* Start SOURCE RECORDS *

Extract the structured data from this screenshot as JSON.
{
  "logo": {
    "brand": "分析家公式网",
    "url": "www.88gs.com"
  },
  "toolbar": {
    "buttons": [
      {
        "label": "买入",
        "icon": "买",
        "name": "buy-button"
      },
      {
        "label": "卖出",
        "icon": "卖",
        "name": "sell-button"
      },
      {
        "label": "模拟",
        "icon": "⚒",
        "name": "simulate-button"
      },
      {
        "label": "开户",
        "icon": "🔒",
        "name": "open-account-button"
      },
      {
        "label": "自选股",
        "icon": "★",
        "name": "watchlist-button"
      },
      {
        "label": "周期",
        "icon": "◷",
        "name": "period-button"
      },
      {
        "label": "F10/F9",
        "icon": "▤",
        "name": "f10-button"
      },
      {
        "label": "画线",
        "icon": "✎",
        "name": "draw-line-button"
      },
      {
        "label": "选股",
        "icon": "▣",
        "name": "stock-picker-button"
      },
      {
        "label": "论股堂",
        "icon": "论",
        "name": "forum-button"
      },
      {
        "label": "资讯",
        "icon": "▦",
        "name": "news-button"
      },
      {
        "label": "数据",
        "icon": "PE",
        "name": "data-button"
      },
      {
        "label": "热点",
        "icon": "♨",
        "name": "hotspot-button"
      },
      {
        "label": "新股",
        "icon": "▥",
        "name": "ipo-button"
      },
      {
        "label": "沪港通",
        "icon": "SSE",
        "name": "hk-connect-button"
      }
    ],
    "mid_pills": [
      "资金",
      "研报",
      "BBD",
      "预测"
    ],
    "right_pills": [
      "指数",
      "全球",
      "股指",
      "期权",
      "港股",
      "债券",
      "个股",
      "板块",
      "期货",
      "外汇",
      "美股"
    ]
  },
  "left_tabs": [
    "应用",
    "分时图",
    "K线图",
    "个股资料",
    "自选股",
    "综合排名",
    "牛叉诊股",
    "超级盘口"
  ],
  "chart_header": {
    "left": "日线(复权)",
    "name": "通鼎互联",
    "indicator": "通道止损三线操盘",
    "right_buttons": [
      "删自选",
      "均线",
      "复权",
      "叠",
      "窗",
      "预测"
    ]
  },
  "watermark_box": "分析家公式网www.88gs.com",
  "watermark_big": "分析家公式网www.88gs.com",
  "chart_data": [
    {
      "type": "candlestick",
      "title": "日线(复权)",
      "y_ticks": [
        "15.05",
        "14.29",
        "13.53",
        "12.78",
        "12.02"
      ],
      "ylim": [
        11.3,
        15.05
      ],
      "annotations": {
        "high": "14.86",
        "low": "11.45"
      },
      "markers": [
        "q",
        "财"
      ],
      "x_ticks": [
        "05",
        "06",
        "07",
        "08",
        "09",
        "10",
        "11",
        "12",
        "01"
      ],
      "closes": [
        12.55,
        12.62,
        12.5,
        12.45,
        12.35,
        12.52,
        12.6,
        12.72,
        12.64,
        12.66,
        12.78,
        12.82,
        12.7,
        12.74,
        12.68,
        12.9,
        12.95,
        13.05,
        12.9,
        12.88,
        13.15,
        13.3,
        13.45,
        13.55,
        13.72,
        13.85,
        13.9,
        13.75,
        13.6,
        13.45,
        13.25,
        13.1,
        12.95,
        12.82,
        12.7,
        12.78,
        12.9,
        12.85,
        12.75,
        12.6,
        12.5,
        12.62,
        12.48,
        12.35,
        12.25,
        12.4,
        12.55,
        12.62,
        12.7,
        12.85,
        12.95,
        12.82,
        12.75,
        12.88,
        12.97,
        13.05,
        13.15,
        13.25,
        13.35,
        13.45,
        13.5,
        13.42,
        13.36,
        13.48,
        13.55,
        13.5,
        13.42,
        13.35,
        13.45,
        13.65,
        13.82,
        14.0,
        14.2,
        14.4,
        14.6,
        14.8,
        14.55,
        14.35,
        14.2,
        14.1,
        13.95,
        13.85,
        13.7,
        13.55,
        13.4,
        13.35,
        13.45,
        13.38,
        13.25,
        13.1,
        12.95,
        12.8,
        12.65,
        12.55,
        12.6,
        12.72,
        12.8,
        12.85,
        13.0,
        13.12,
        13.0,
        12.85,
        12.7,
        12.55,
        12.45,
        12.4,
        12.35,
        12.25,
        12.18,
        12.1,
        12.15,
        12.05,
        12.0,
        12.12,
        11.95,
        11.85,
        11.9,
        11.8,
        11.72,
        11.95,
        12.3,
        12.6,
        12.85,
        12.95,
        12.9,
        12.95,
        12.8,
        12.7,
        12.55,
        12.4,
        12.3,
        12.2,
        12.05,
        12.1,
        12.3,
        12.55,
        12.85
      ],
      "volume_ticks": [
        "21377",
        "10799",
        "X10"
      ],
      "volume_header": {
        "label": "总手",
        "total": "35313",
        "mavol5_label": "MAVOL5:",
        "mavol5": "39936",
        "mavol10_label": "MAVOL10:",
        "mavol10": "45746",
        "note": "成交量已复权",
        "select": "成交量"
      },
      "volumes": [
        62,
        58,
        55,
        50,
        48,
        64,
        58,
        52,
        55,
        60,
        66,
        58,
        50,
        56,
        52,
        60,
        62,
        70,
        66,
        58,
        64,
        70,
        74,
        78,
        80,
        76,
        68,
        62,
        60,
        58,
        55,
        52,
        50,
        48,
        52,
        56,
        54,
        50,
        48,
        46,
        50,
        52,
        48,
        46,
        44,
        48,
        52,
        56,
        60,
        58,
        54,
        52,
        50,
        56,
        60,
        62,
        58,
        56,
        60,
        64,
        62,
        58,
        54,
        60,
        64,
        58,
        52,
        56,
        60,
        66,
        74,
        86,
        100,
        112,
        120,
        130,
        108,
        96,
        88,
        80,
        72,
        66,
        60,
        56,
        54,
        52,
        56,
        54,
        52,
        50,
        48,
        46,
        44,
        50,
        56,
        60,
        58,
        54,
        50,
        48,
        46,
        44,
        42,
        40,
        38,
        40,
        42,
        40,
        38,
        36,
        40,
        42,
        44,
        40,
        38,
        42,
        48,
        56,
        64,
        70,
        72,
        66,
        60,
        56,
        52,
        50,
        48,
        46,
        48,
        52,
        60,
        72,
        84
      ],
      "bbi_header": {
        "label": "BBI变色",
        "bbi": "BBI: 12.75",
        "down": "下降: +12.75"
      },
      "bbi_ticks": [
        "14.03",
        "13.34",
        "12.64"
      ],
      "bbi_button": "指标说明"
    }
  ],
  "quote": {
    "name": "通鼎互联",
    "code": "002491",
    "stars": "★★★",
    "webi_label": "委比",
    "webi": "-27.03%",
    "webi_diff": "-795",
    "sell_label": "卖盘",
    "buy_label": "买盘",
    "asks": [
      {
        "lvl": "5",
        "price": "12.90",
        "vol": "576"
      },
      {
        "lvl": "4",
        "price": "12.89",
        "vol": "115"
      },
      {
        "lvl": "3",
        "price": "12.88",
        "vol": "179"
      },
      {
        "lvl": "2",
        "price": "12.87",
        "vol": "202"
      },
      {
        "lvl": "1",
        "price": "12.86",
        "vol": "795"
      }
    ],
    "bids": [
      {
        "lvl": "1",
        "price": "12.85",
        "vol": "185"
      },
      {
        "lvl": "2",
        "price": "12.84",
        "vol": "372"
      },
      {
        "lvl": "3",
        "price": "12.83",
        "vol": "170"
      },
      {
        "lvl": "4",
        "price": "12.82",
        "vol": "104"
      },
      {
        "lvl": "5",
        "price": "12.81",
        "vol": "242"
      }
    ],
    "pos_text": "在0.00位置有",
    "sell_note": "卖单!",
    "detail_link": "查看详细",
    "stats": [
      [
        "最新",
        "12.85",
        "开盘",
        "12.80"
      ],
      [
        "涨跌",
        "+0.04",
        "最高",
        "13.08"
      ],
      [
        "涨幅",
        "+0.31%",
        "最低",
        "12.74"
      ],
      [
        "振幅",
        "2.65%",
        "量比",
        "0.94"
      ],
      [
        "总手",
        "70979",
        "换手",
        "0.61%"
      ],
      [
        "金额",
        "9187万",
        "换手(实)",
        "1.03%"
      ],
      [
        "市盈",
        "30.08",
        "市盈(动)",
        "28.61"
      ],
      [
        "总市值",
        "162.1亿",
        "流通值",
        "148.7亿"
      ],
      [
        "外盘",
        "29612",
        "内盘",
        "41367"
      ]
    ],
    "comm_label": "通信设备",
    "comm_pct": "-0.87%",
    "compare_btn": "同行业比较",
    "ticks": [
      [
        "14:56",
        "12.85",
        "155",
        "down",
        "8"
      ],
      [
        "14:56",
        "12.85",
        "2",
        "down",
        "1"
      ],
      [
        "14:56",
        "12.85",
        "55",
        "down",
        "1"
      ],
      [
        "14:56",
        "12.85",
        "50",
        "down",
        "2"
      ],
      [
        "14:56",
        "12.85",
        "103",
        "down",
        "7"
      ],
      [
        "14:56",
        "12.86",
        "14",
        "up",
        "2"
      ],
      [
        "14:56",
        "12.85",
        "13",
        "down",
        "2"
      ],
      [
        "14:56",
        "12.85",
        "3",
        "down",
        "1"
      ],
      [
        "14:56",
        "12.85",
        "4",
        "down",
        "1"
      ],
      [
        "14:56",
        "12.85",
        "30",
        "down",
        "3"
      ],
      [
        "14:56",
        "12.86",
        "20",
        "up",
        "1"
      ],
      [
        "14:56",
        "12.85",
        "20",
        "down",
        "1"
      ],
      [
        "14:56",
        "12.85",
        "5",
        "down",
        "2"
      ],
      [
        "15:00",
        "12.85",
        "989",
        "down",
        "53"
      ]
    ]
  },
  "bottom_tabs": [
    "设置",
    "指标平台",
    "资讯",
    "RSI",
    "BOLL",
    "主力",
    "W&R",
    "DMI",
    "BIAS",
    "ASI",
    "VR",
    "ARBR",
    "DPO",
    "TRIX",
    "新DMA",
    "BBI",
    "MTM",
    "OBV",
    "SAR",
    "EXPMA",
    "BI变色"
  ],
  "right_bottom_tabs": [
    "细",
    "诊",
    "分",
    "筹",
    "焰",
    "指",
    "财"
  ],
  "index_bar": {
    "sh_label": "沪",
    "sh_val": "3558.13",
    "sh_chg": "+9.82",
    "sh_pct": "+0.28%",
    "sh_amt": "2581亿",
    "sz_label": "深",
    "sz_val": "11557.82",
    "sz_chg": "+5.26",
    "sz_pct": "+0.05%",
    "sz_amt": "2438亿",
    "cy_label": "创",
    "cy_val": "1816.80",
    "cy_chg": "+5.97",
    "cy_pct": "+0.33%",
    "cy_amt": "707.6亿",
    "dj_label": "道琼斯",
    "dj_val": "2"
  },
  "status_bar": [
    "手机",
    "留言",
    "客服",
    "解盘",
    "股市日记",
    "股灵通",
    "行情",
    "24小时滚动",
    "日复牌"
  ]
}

* End SOURCE RECORDS *
* Start SOURCE RECORDS *

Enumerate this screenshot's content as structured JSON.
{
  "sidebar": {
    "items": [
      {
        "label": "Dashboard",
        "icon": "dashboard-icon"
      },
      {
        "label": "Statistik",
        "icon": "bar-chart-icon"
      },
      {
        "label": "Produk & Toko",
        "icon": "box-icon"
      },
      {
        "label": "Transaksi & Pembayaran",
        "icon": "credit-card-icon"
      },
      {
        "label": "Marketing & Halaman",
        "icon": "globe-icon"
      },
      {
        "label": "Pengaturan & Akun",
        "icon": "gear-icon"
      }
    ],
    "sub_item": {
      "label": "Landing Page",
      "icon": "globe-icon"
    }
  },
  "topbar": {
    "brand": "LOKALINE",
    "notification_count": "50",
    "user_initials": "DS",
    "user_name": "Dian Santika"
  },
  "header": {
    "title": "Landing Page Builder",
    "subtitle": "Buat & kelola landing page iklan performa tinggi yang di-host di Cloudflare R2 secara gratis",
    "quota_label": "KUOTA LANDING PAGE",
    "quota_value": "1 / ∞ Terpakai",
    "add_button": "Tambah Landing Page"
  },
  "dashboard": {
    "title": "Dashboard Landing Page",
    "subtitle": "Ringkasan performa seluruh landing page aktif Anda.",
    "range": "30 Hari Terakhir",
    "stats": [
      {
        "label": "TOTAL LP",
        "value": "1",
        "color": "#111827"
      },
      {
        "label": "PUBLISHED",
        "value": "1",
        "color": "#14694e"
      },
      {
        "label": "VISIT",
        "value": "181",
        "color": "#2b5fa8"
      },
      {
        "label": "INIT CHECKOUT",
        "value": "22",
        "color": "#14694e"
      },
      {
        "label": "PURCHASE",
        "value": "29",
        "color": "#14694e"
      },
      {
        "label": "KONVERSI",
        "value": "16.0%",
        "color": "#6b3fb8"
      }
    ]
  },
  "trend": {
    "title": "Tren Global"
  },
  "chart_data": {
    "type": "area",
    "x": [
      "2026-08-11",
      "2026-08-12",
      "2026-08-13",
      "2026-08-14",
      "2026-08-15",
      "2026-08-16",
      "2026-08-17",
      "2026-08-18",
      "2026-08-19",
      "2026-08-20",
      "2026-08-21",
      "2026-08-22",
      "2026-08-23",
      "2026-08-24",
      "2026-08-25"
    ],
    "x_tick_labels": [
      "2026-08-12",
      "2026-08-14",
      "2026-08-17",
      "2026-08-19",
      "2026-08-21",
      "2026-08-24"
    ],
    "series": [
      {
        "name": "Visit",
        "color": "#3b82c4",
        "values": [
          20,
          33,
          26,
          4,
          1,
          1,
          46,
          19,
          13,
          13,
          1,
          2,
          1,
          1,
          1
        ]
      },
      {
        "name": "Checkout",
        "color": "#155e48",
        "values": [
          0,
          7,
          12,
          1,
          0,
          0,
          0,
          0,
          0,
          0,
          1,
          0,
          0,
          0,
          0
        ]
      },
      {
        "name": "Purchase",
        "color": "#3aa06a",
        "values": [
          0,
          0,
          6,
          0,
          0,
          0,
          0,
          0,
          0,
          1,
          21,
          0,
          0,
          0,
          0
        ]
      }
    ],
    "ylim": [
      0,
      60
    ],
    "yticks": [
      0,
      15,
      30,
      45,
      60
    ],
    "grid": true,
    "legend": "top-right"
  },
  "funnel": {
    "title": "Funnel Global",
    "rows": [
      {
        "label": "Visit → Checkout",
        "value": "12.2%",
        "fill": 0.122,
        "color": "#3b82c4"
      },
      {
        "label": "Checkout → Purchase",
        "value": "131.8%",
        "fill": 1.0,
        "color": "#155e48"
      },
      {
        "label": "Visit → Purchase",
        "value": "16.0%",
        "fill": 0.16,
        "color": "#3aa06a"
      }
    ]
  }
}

* End SOURCE RECORDS *

* _DIRECTIONS FOR THIS TASK_:
Collect the lines that hold "price".

* _SOLUTION TO THIS TASK_:
        "price": "12.90",
        "price": "12.89",
        "price": "12.88",
        "price": "12.87",
        "price": "12.86",
        "price": "12.85",
        "price": "12.84",
        "price": "12.83",
        "price": "12.82",
        "price": "12.81",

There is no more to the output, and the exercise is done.